— START Dataset records —

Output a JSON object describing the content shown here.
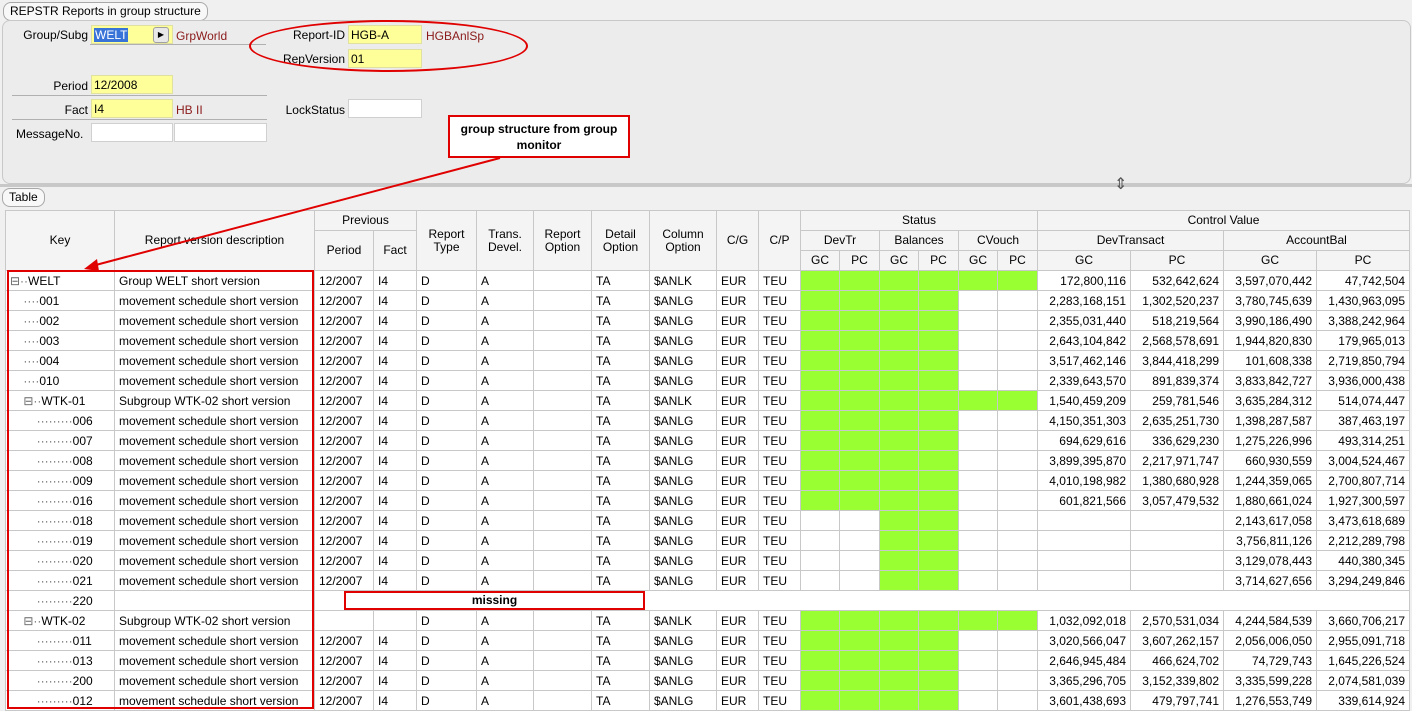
{
  "window": {
    "title": "REPSTR Reports in group structure"
  },
  "form": {
    "group_subg": {
      "label": "Group/Subg",
      "value": "WELT",
      "desc": "GrpWorld"
    },
    "report_id": {
      "label": "Report-ID",
      "value": "HGB-A",
      "desc": "HGBAnlSp"
    },
    "rep_version": {
      "label": "RepVersion",
      "value": "01"
    },
    "period": {
      "label": "Period",
      "value": "12/2008"
    },
    "fact": {
      "label": "Fact",
      "value": "I4",
      "desc": "HB II"
    },
    "lock_status": {
      "label": "LockStatus",
      "value": ""
    },
    "message_no": {
      "label": "MessageNo.",
      "value": ""
    }
  },
  "table_tab": "Table",
  "annotations": {
    "callout": "group structure from group monitor",
    "missing": "missing"
  },
  "headers": {
    "key": "Key",
    "desc": "Report version description",
    "previous": "Previous",
    "period": "Period",
    "fact": "Fact",
    "report_type": "Report Type",
    "trans_devel": "Trans. Devel.",
    "report_option": "Report Option",
    "detail_option": "Detail Option",
    "column_option": "Column Option",
    "cg": "C/G",
    "cp": "C/P",
    "status": "Status",
    "devtr": "DevTr",
    "balances": "Balances",
    "cvouch": "CVouch",
    "control_value": "Control Value",
    "devtransact": "DevTransact",
    "accountbal": "AccountBal",
    "gc": "GC",
    "pc": "PC"
  },
  "rows": [
    {
      "key": "WELT",
      "prefix": "⊟··",
      "desc": "Group WELT short version",
      "period": "12/2007",
      "fact": "I4",
      "rtype": "D",
      "trans": "A",
      "ropt": "",
      "detail": "TA",
      "col": "$ANLK",
      "cg": "EUR",
      "cp": "TEU",
      "st": [
        1,
        1,
        1,
        1,
        1,
        1
      ],
      "dt_gc": "172,800,116",
      "dt_pc": "532,642,624",
      "ab_gc": "3,597,070,442",
      "ab_pc": "47,742,504"
    },
    {
      "key": "001",
      "prefix": "    ····",
      "desc": "movement schedule short version",
      "period": "12/2007",
      "fact": "I4",
      "rtype": "D",
      "trans": "A",
      "ropt": "",
      "detail": "TA",
      "col": "$ANLG",
      "cg": "EUR",
      "cp": "TEU",
      "st": [
        1,
        1,
        1,
        1,
        0,
        0
      ],
      "dt_gc": "2,283,168,151",
      "dt_pc": "1,302,520,237",
      "ab_gc": "3,780,745,639",
      "ab_pc": "1,430,963,095"
    },
    {
      "key": "002",
      "prefix": "    ····",
      "desc": "movement schedule short version",
      "period": "12/2007",
      "fact": "I4",
      "rtype": "D",
      "trans": "A",
      "ropt": "",
      "detail": "TA",
      "col": "$ANLG",
      "cg": "EUR",
      "cp": "TEU",
      "st": [
        1,
        1,
        1,
        1,
        0,
        0
      ],
      "dt_gc": "2,355,031,440",
      "dt_pc": "518,219,564",
      "ab_gc": "3,990,186,490",
      "ab_pc": "3,388,242,964"
    },
    {
      "key": "003",
      "prefix": "    ····",
      "desc": "movement schedule short version",
      "period": "12/2007",
      "fact": "I4",
      "rtype": "D",
      "trans": "A",
      "ropt": "",
      "detail": "TA",
      "col": "$ANLG",
      "cg": "EUR",
      "cp": "TEU",
      "st": [
        1,
        1,
        1,
        1,
        0,
        0
      ],
      "dt_gc": "2,643,104,842",
      "dt_pc": "2,568,578,691",
      "ab_gc": "1,944,820,830",
      "ab_pc": "179,965,013"
    },
    {
      "key": "004",
      "prefix": "    ····",
      "desc": "movement schedule short version",
      "period": "12/2007",
      "fact": "I4",
      "rtype": "D",
      "trans": "A",
      "ropt": "",
      "detail": "TA",
      "col": "$ANLG",
      "cg": "EUR",
      "cp": "TEU",
      "st": [
        1,
        1,
        1,
        1,
        0,
        0
      ],
      "dt_gc": "3,517,462,146",
      "dt_pc": "3,844,418,299",
      "ab_gc": "101,608,338",
      "ab_pc": "2,719,850,794"
    },
    {
      "key": "010",
      "prefix": "    ····",
      "desc": "movement schedule short version",
      "period": "12/2007",
      "fact": "I4",
      "rtype": "D",
      "trans": "A",
      "ropt": "",
      "detail": "TA",
      "col": "$ANLG",
      "cg": "EUR",
      "cp": "TEU",
      "st": [
        1,
        1,
        1,
        1,
        0,
        0
      ],
      "dt_gc": "2,339,643,570",
      "dt_pc": "891,839,374",
      "ab_gc": "3,833,842,727",
      "ab_pc": "3,936,000,438"
    },
    {
      "key": "WTK-01",
      "prefix": "    ⊟··",
      "desc": "Subgroup WTK-02 short version",
      "period": "12/2007",
      "fact": "I4",
      "rtype": "D",
      "trans": "A",
      "ropt": "",
      "detail": "TA",
      "col": "$ANLK",
      "cg": "EUR",
      "cp": "TEU",
      "st": [
        1,
        1,
        1,
        1,
        1,
        1
      ],
      "dt_gc": "1,540,459,209",
      "dt_pc": "259,781,546",
      "ab_gc": "3,635,284,312",
      "ab_pc": "514,074,447"
    },
    {
      "key": "006",
      "prefix": "        ·········",
      "desc": "movement schedule short version",
      "period": "12/2007",
      "fact": "I4",
      "rtype": "D",
      "trans": "A",
      "ropt": "",
      "detail": "TA",
      "col": "$ANLG",
      "cg": "EUR",
      "cp": "TEU",
      "st": [
        1,
        1,
        1,
        1,
        0,
        0
      ],
      "dt_gc": "4,150,351,303",
      "dt_pc": "2,635,251,730",
      "ab_gc": "1,398,287,587",
      "ab_pc": "387,463,197"
    },
    {
      "key": "007",
      "prefix": "        ·········",
      "desc": "movement schedule short version",
      "period": "12/2007",
      "fact": "I4",
      "rtype": "D",
      "trans": "A",
      "ropt": "",
      "detail": "TA",
      "col": "$ANLG",
      "cg": "EUR",
      "cp": "TEU",
      "st": [
        1,
        1,
        1,
        1,
        0,
        0
      ],
      "dt_gc": "694,629,616",
      "dt_pc": "336,629,230",
      "ab_gc": "1,275,226,996",
      "ab_pc": "493,314,251"
    },
    {
      "key": "008",
      "prefix": "        ·········",
      "desc": "movement schedule short version",
      "period": "12/2007",
      "fact": "I4",
      "rtype": "D",
      "trans": "A",
      "ropt": "",
      "detail": "TA",
      "col": "$ANLG",
      "cg": "EUR",
      "cp": "TEU",
      "st": [
        1,
        1,
        1,
        1,
        0,
        0
      ],
      "dt_gc": "3,899,395,870",
      "dt_pc": "2,217,971,747",
      "ab_gc": "660,930,559",
      "ab_pc": "3,004,524,467"
    },
    {
      "key": "009",
      "prefix": "        ·········",
      "desc": "movement schedule short version",
      "period": "12/2007",
      "fact": "I4",
      "rtype": "D",
      "trans": "A",
      "ropt": "",
      "detail": "TA",
      "col": "$ANLG",
      "cg": "EUR",
      "cp": "TEU",
      "st": [
        1,
        1,
        1,
        1,
        0,
        0
      ],
      "dt_gc": "4,010,198,982",
      "dt_pc": "1,380,680,928",
      "ab_gc": "1,244,359,065",
      "ab_pc": "2,700,807,714"
    },
    {
      "key": "016",
      "prefix": "        ·········",
      "desc": "movement schedule short version",
      "period": "12/2007",
      "fact": "I4",
      "rtype": "D",
      "trans": "A",
      "ropt": "",
      "detail": "TA",
      "col": "$ANLG",
      "cg": "EUR",
      "cp": "TEU",
      "st": [
        1,
        1,
        1,
        1,
        0,
        0
      ],
      "dt_gc": "601,821,566",
      "dt_pc": "3,057,479,532",
      "ab_gc": "1,880,661,024",
      "ab_pc": "1,927,300,597"
    },
    {
      "key": "018",
      "prefix": "        ·········",
      "desc": "movement schedule short version",
      "period": "12/2007",
      "fact": "I4",
      "rtype": "D",
      "trans": "A",
      "ropt": "",
      "detail": "TA",
      "col": "$ANLG",
      "cg": "EUR",
      "cp": "TEU",
      "st": [
        0,
        0,
        1,
        1,
        0,
        0
      ],
      "dt_gc": "",
      "dt_pc": "",
      "ab_gc": "2,143,617,058",
      "ab_pc": "3,473,618,689"
    },
    {
      "key": "019",
      "prefix": "        ·········",
      "desc": "movement schedule short version",
      "period": "12/2007",
      "fact": "I4",
      "rtype": "D",
      "trans": "A",
      "ropt": "",
      "detail": "TA",
      "col": "$ANLG",
      "cg": "EUR",
      "cp": "TEU",
      "st": [
        0,
        0,
        1,
        1,
        0,
        0
      ],
      "dt_gc": "",
      "dt_pc": "",
      "ab_gc": "3,756,811,126",
      "ab_pc": "2,212,289,798"
    },
    {
      "key": "020",
      "prefix": "        ·········",
      "desc": "movement schedule short version",
      "period": "12/2007",
      "fact": "I4",
      "rtype": "D",
      "trans": "A",
      "ropt": "",
      "detail": "TA",
      "col": "$ANLG",
      "cg": "EUR",
      "cp": "TEU",
      "st": [
        0,
        0,
        1,
        1,
        0,
        0
      ],
      "dt_gc": "",
      "dt_pc": "",
      "ab_gc": "3,129,078,443",
      "ab_pc": "440,380,345"
    },
    {
      "key": "021",
      "prefix": "        ·········",
      "desc": "movement schedule short version",
      "period": "12/2007",
      "fact": "I4",
      "rtype": "D",
      "trans": "A",
      "ropt": "",
      "detail": "TA",
      "col": "$ANLG",
      "cg": "EUR",
      "cp": "TEU",
      "st": [
        0,
        0,
        1,
        1,
        0,
        0
      ],
      "dt_gc": "",
      "dt_pc": "",
      "ab_gc": "3,714,627,656",
      "ab_pc": "3,294,249,846"
    },
    {
      "key": "220",
      "prefix": "        ·········",
      "missing": true
    },
    {
      "key": "WTK-02",
      "prefix": "    ⊟··",
      "desc": "Subgroup WTK-02 short version",
      "period": "",
      "fact": "",
      "rtype": "D",
      "trans": "A",
      "ropt": "",
      "detail": "TA",
      "col": "$ANLK",
      "cg": "EUR",
      "cp": "TEU",
      "st": [
        1,
        1,
        1,
        1,
        1,
        1
      ],
      "dt_gc": "1,032,092,018",
      "dt_pc": "2,570,531,034",
      "ab_gc": "4,244,584,539",
      "ab_pc": "3,660,706,217"
    },
    {
      "key": "011",
      "prefix": "        ·········",
      "desc": "movement schedule short version",
      "period": "12/2007",
      "fact": "I4",
      "rtype": "D",
      "trans": "A",
      "ropt": "",
      "detail": "TA",
      "col": "$ANLG",
      "cg": "EUR",
      "cp": "TEU",
      "st": [
        1,
        1,
        1,
        1,
        0,
        0
      ],
      "dt_gc": "3,020,566,047",
      "dt_pc": "3,607,262,157",
      "ab_gc": "2,056,006,050",
      "ab_pc": "2,955,091,718"
    },
    {
      "key": "013",
      "prefix": "        ·········",
      "desc": "movement schedule short version",
      "period": "12/2007",
      "fact": "I4",
      "rtype": "D",
      "trans": "A",
      "ropt": "",
      "detail": "TA",
      "col": "$ANLG",
      "cg": "EUR",
      "cp": "TEU",
      "st": [
        1,
        1,
        1,
        1,
        0,
        0
      ],
      "dt_gc": "2,646,945,484",
      "dt_pc": "466,624,702",
      "ab_gc": "74,729,743",
      "ab_pc": "1,645,226,524"
    },
    {
      "key": "200",
      "prefix": "        ·········",
      "desc": "movement schedule short version",
      "period": "12/2007",
      "fact": "I4",
      "rtype": "D",
      "trans": "A",
      "ropt": "",
      "detail": "TA",
      "col": "$ANLG",
      "cg": "EUR",
      "cp": "TEU",
      "st": [
        1,
        1,
        1,
        1,
        0,
        0
      ],
      "dt_gc": "3,365,296,705",
      "dt_pc": "3,152,339,802",
      "ab_gc": "3,335,599,228",
      "ab_pc": "2,074,581,039"
    },
    {
      "key": "012",
      "prefix": "        ·········",
      "desc": "movement schedule short version",
      "period": "12/2007",
      "fact": "I4",
      "rtype": "D",
      "trans": "A",
      "ropt": "",
      "detail": "TA",
      "col": "$ANLG",
      "cg": "EUR",
      "cp": "TEU",
      "st": [
        1,
        1,
        1,
        1,
        0,
        0
      ],
      "dt_gc": "3,601,438,693",
      "dt_pc": "479,797,741",
      "ab_gc": "1,276,553,749",
      "ab_pc": "339,614,924"
    }
  ],
  "colors": {
    "status_ok": "#99ff33",
    "field_required": "#ffff99",
    "annotation": "#e00000"
  }
}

— END Dataset records —

Work to complete
Leave out every line without the string "label" and copy the rest.

Response
      "label": "Group/Subg",
      "label": "Report-ID",
      "label": "RepVersion",
      "label": "Period",
      "label": "Fact",
      "label": "LockStatus",
      "label": "MessageNo.",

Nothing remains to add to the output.